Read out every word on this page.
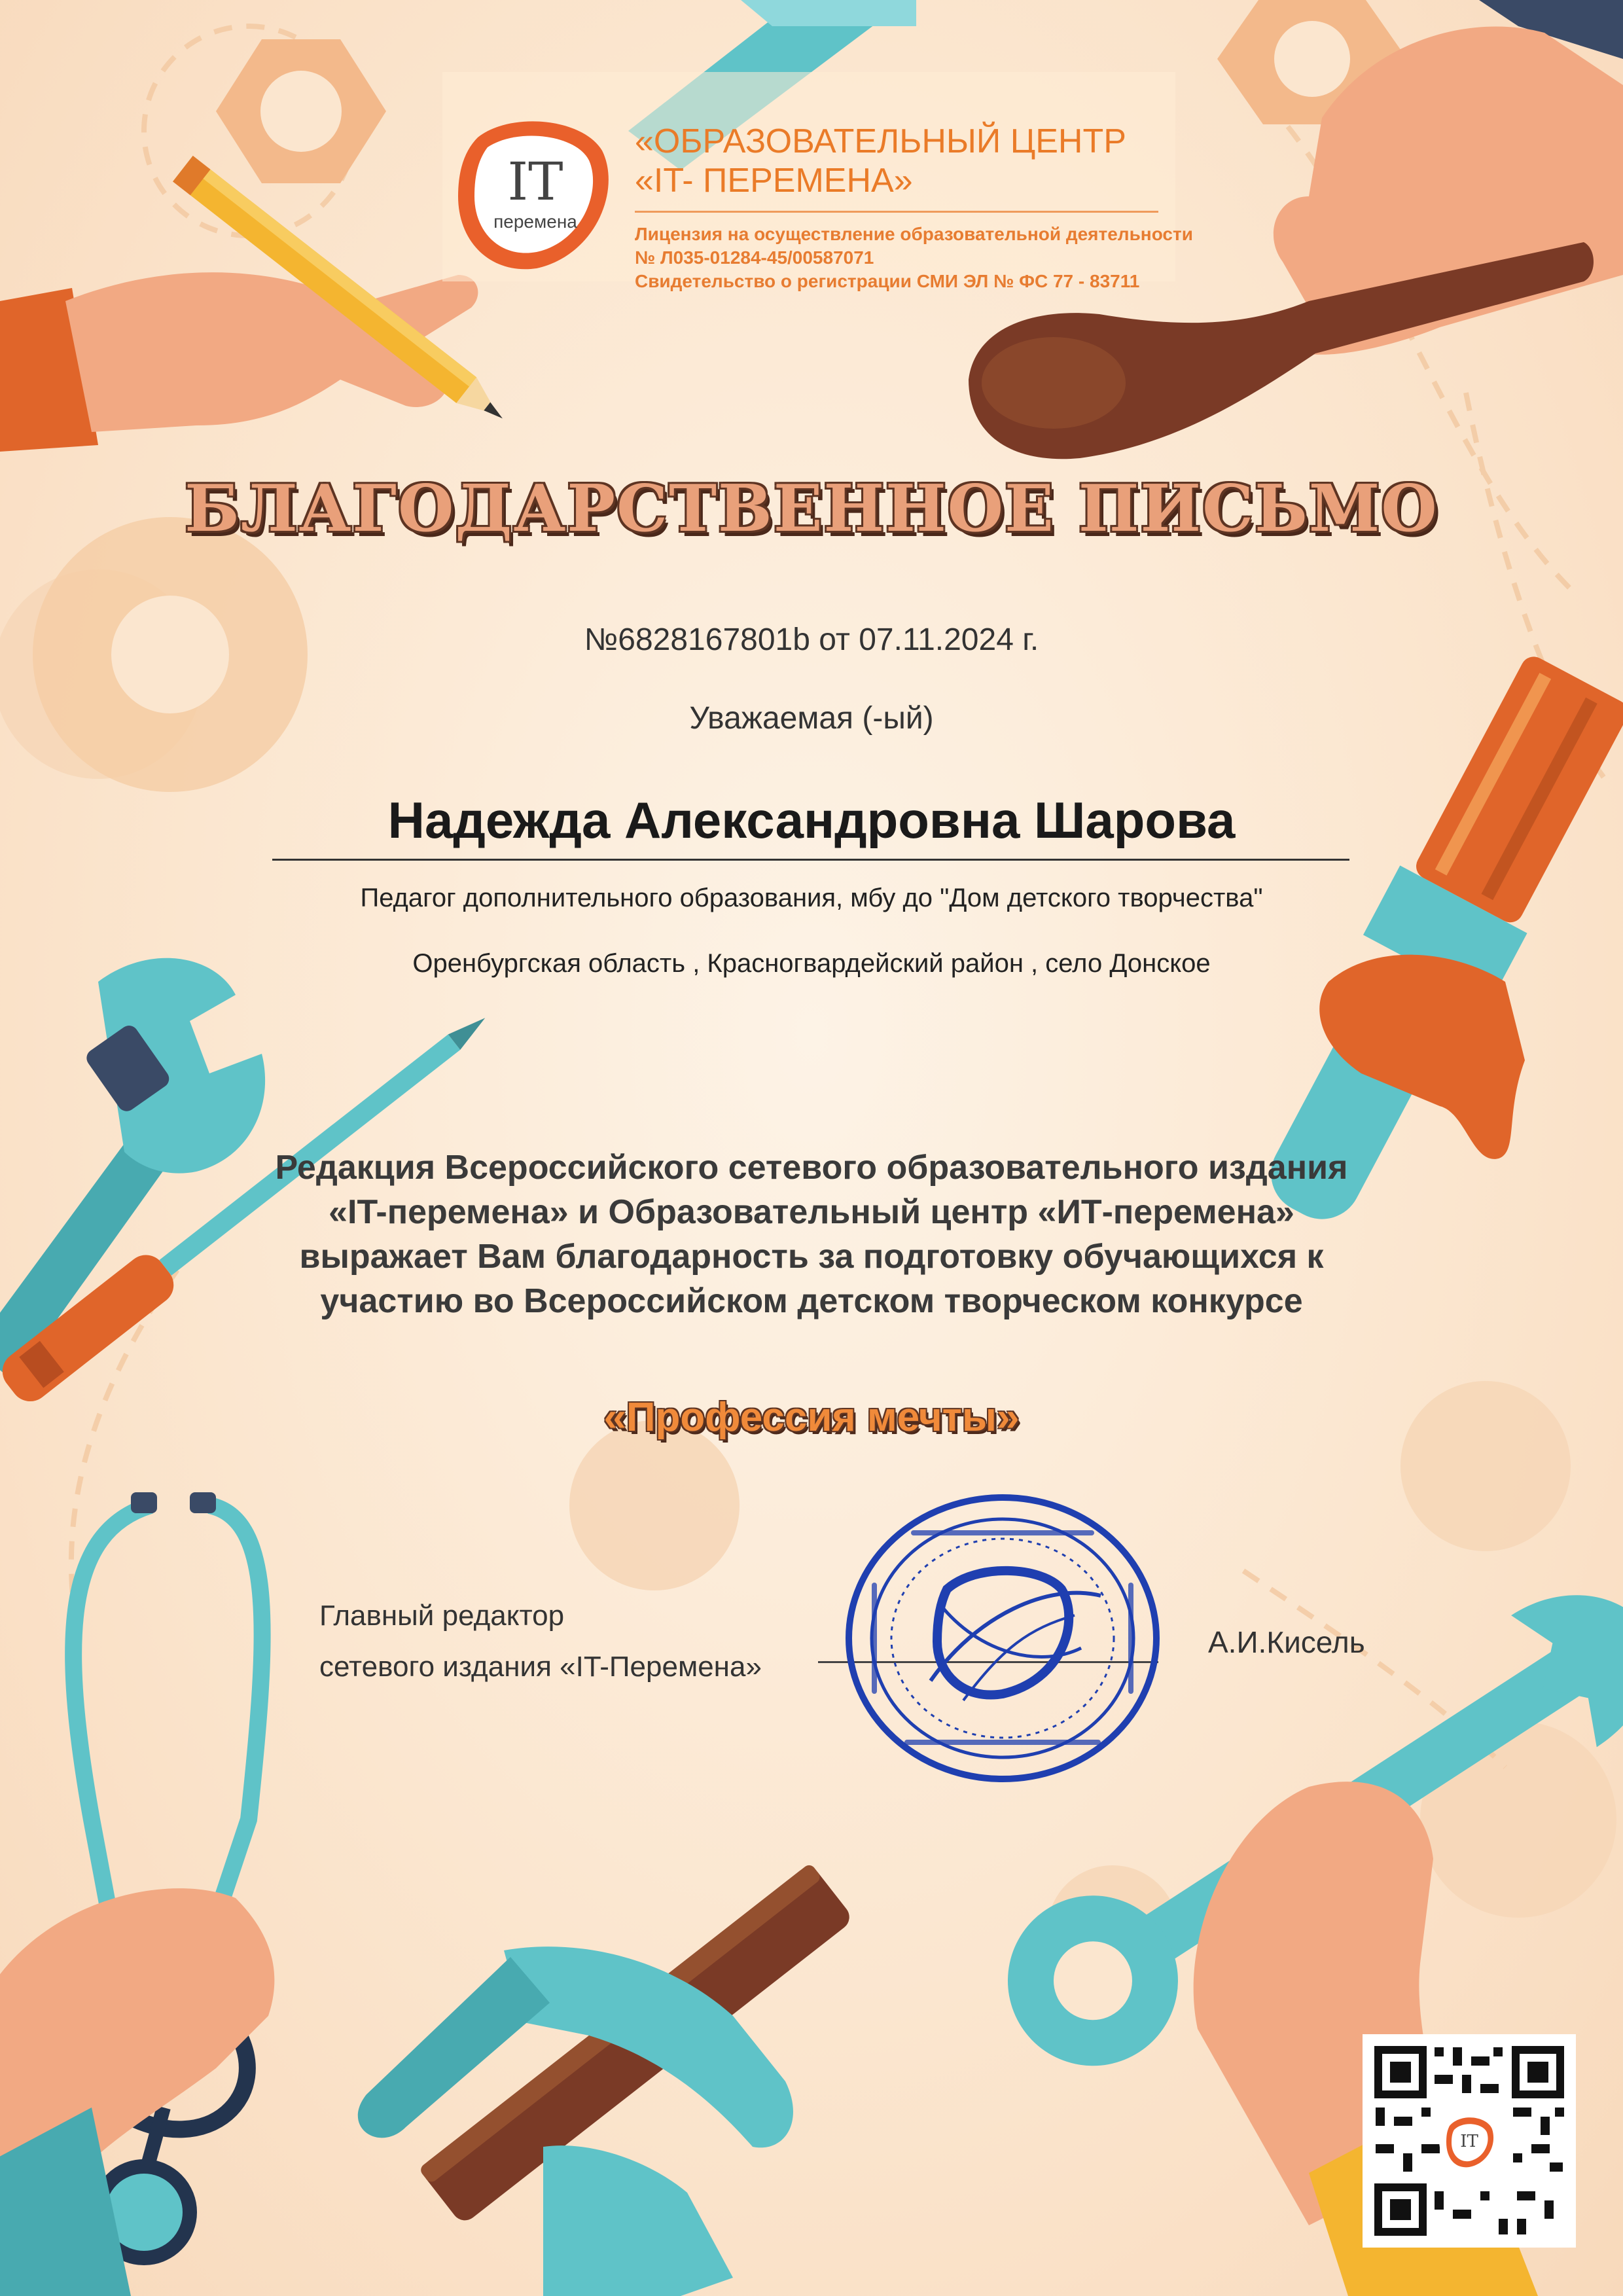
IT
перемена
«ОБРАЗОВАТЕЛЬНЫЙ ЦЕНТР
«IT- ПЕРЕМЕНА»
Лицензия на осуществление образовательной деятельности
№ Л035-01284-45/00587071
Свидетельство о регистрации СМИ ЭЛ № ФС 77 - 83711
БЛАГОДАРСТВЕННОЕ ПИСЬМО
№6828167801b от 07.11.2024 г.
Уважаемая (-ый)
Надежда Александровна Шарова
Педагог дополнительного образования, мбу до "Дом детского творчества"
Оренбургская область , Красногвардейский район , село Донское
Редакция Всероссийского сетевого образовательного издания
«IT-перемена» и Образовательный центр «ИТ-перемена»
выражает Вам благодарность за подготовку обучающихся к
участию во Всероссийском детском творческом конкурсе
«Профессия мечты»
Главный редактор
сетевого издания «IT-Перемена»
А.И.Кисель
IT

---

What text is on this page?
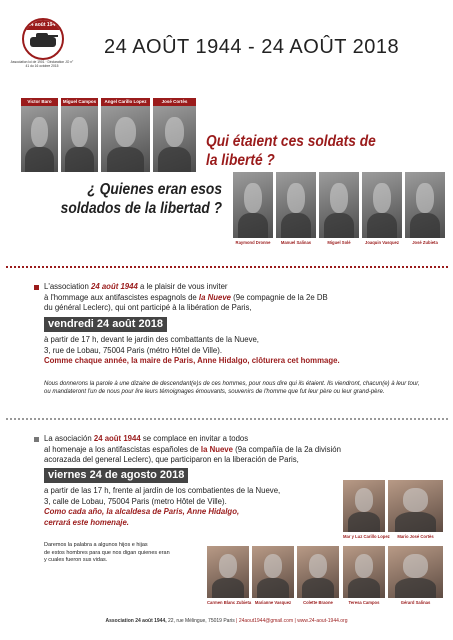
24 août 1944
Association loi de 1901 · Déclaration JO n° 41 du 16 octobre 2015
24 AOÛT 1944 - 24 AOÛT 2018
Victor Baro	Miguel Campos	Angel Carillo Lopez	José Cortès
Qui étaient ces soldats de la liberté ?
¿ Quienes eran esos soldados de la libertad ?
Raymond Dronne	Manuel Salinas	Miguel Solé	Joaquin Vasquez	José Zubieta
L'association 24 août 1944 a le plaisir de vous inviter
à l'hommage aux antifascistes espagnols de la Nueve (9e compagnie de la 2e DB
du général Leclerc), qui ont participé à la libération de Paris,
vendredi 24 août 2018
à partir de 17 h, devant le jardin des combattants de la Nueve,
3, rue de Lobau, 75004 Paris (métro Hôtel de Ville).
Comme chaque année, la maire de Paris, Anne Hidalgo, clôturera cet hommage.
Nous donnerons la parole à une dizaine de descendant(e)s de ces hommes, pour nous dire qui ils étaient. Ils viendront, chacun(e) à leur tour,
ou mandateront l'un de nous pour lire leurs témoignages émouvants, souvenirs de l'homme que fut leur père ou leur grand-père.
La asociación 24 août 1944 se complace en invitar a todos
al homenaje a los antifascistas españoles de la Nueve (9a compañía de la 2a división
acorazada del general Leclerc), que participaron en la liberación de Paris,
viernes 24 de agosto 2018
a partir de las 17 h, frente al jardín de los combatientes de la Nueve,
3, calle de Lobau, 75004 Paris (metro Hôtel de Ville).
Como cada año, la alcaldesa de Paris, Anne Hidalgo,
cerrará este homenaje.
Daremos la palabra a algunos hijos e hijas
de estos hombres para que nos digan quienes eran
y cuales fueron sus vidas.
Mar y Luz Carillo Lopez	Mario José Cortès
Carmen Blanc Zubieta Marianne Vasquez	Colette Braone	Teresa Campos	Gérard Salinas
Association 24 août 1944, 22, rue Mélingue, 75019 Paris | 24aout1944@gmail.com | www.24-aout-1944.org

**Work to do:**
Extract every line that has the string "partir" in it.

**Task output:**
à partir de 17 h, devant le jardin des combattants de la Nueve,
a partir de las 17 h, frente al jardín de los combatientes de la Nueve,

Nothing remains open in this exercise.